• [THE TASK]: Every record must be transcribed in its entirety, apart from the images, which are to be omitted.

Extracted data entries:
# # # # # # #

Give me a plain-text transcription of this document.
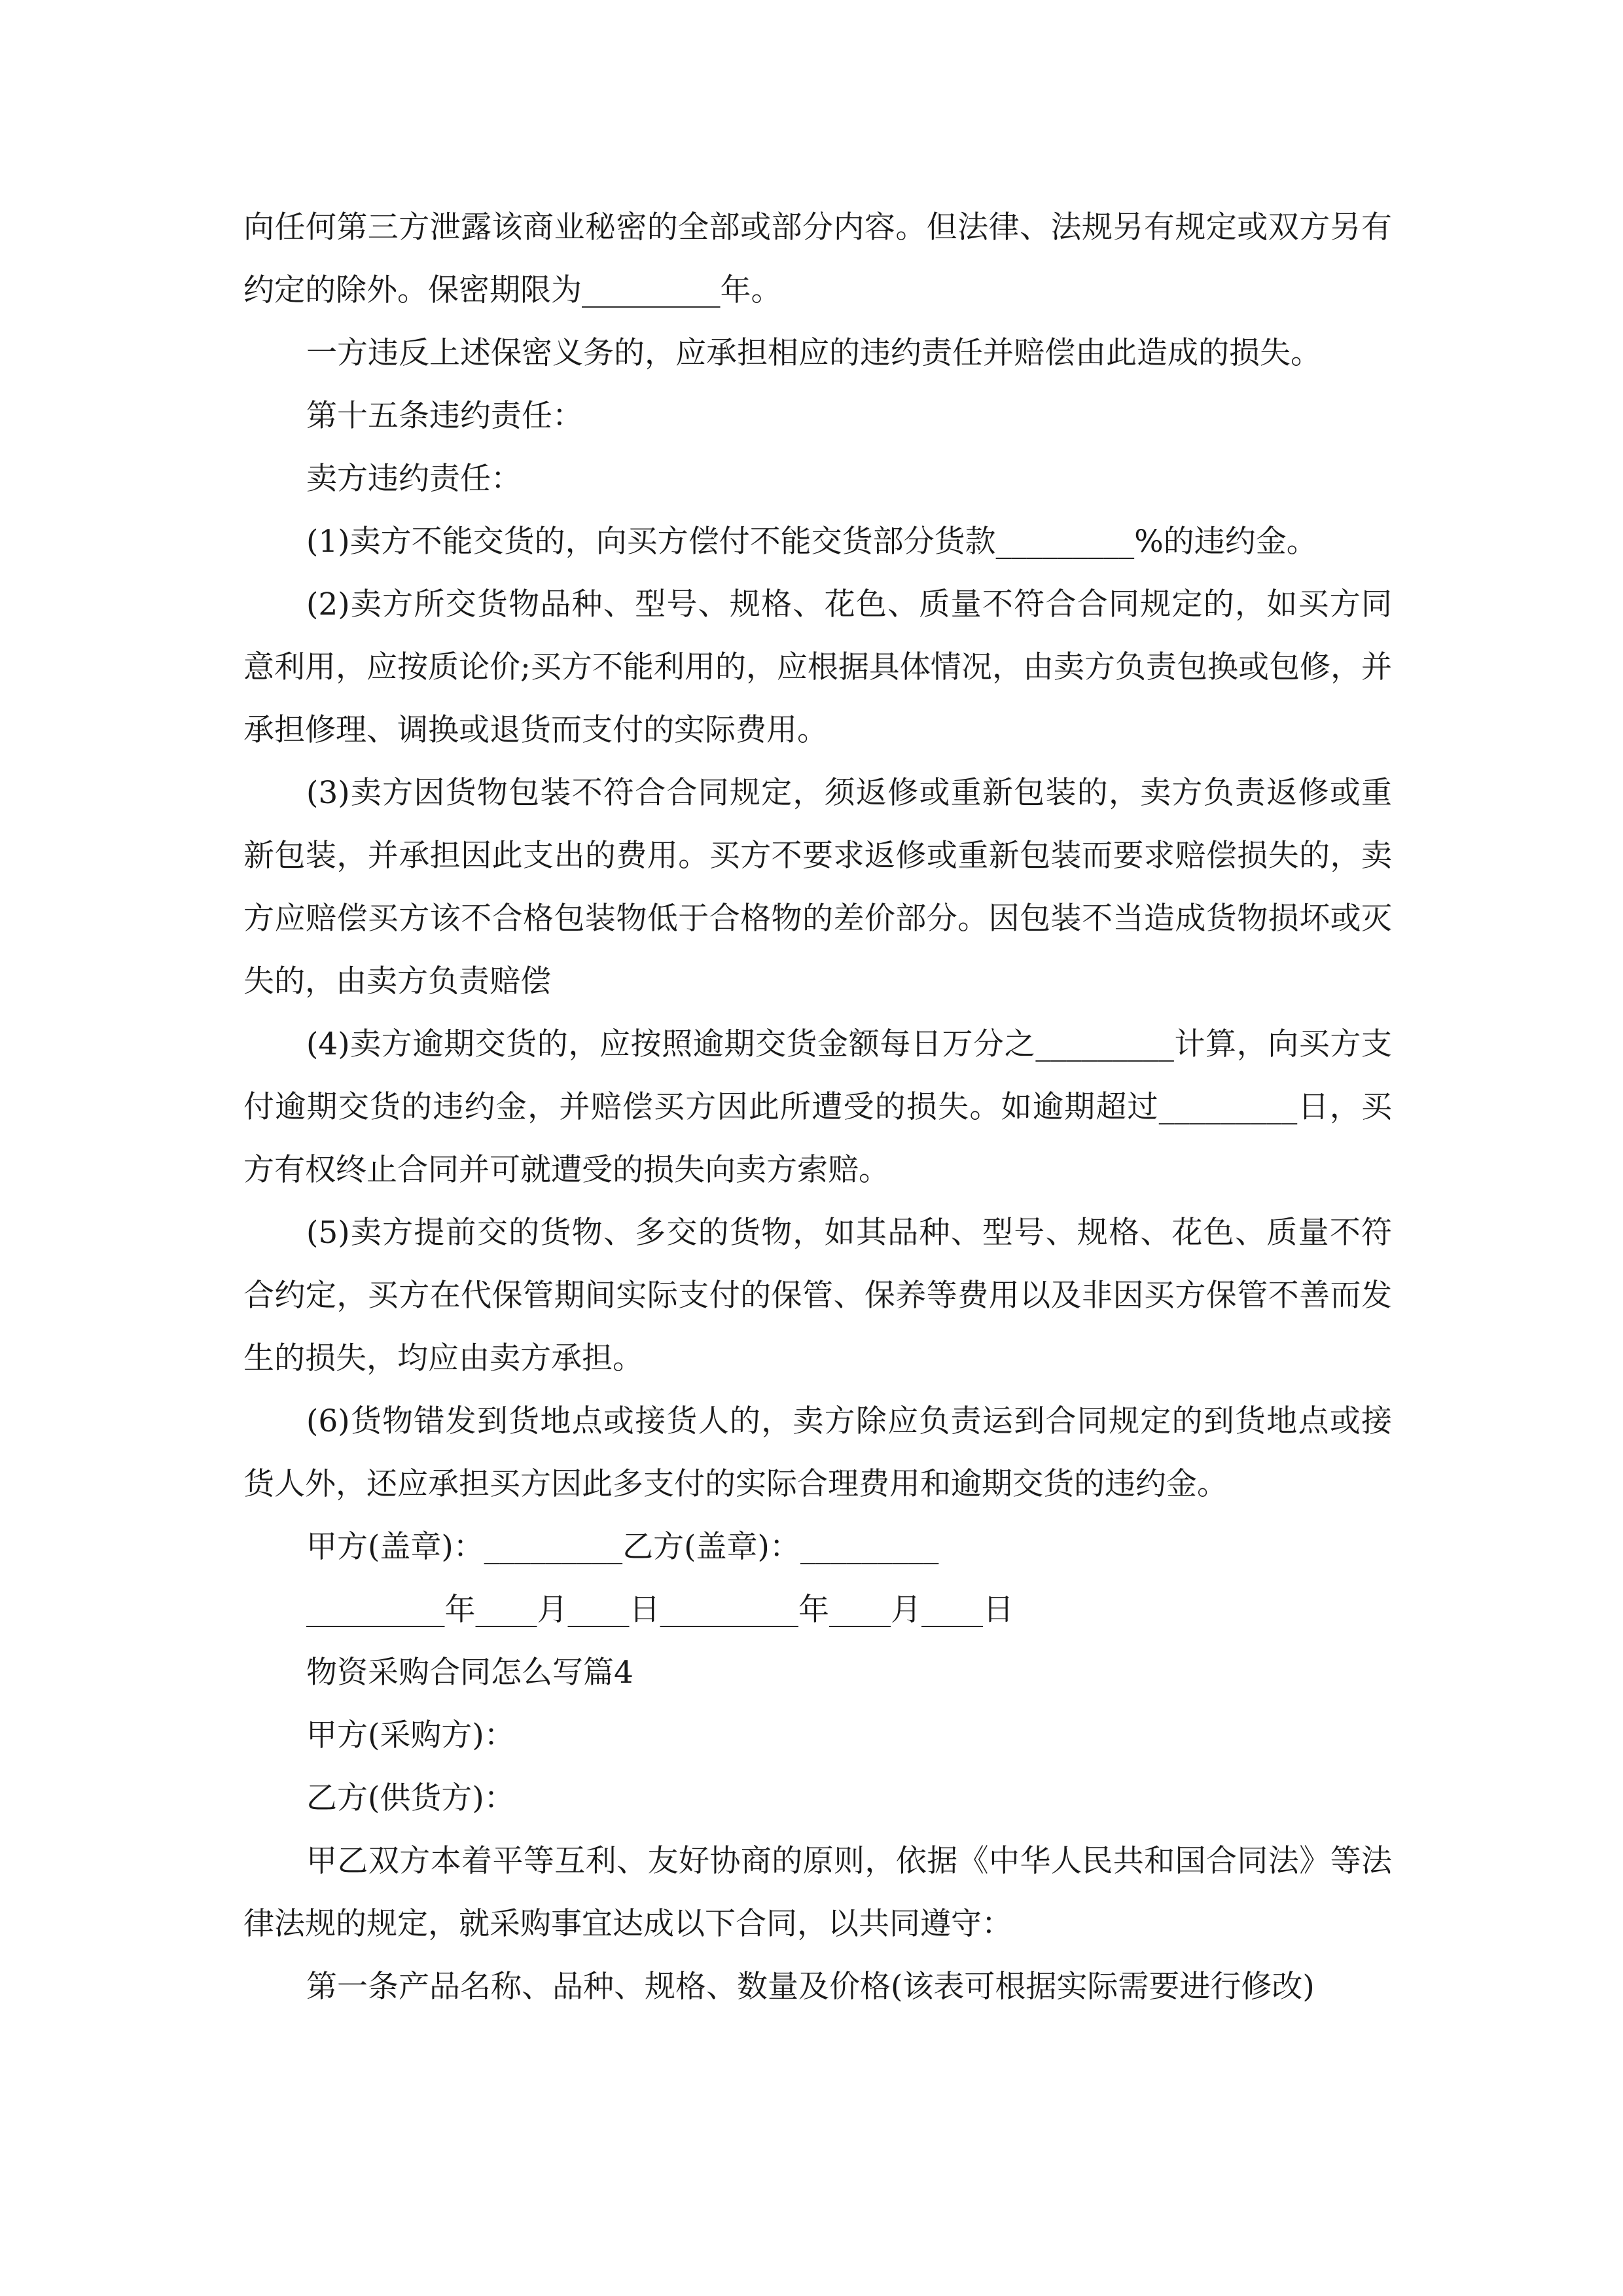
向任何第三方泄露该商业秘密的全部或部分内容。但法律、法规另有规定或双方另有约定的除外。保密期限为_________年。

一方违反上述保密义务的，应承担相应的违约责任并赔偿由此造成的损失。

第十五条违约责任：

卖方违约责任：

(1)卖方不能交货的，向买方偿付不能交货部分货款_________%的违约金。

(2)卖方所交货物品种、型号、规格、花色、质量不符合合同规定的，如买方同意利用，应按质论价;买方不能利用的，应根据具体情况，由卖方负责包换或包修，并承担修理、调换或退货而支付的实际费用。

(3)卖方因货物包装不符合合同规定，须返修或重新包装的，卖方负责返修或重新包装，并承担因此支出的费用。买方不要求返修或重新包装而要求赔偿损失的，卖方应赔偿买方该不合格包装物低于合格物的差价部分。因包装不当造成货物损坏或灭失的，由卖方负责赔偿

(4)卖方逾期交货的，应按照逾期交货金额每日万分之_________计算，向买方支付逾期交货的违约金，并赔偿买方因此所遭受的损失。如逾期超过_________日，买方有权终止合同并可就遭受的损失向卖方索赔。

(5)卖方提前交的货物、多交的货物，如其品种、型号、规格、花色、质量不符合约定，买方在代保管期间实际支付的保管、保养等费用以及非因买方保管不善而发生的损失，均应由卖方承担。

(6)货物错发到货地点或接货人的，卖方除应负责运到合同规定的到货地点或接货人外，还应承担买方因此多支付的实际合理费用和逾期交货的违约金。

甲方(盖章)：_________乙方(盖章)：_________

_________年____月____日_________年____月____日

物资采购合同怎么写篇4

甲方(采购方)：

乙方(供货方)：

甲乙双方本着平等互利、友好协商的原则，依据《中华人民共和国合同法》等法律法规的规定，就采购事宜达成以下合同，以共同遵守：

第一条产品名称、品种、规格、数量及价格(该表可根据实际需要进行修改)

# # # # # # #

• [REPLY TO THE TASK]:
Give me a plain-text transcription of this document.
向任何第三方泄露该商业秘密的全部或部分内容。但法律、法规另有规定或双方另有约定的除外。保密期限为_________年。

一方违反上述保密义务的，应承担相应的违约责任并赔偿由此造成的损失。

第十五条违约责任：

卖方违约责任：

(1)卖方不能交货的，向买方偿付不能交货部分货款_________%的违约金。

(2)卖方所交货物品种、型号、规格、花色、质量不符合合同规定的，如买方同意利用，应按质论价;买方不能利用的，应根据具体情况，由卖方负责包换或包修，并承担修理、调换或退货而支付的实际费用。

(3)卖方因货物包装不符合合同规定，须返修或重新包装的，卖方负责返修或重新包装，并承担因此支出的费用。买方不要求返修或重新包装而要求赔偿损失的，卖方应赔偿买方该不合格包装物低于合格物的差价部分。因包装不当造成货物损坏或灭失的，由卖方负责赔偿

(4)卖方逾期交货的，应按照逾期交货金额每日万分之_________计算，向买方支付逾期交货的违约金，并赔偿买方因此所遭受的损失。如逾期超过_________日，买方有权终止合同并可就遭受的损失向卖方索赔。

(5)卖方提前交的货物、多交的货物，如其品种、型号、规格、花色、质量不符合约定，买方在代保管期间实际支付的保管、保养等费用以及非因买方保管不善而发生的损失，均应由卖方承担。

(6)货物错发到货地点或接货人的，卖方除应负责运到合同规定的到货地点或接货人外，还应承担买方因此多支付的实际合理费用和逾期交货的违约金。

甲方(盖章)：_________乙方(盖章)：_________

_________年____月____日_________年____月____日

物资采购合同怎么写篇4

甲方(采购方)：

乙方(供货方)：

甲乙双方本着平等互利、友好协商的原则，依据《中华人民共和国合同法》等法律法规的规定，就采购事宜达成以下合同，以共同遵守：

第一条产品名称、品种、规格、数量及价格(该表可根据实际需要进行修改)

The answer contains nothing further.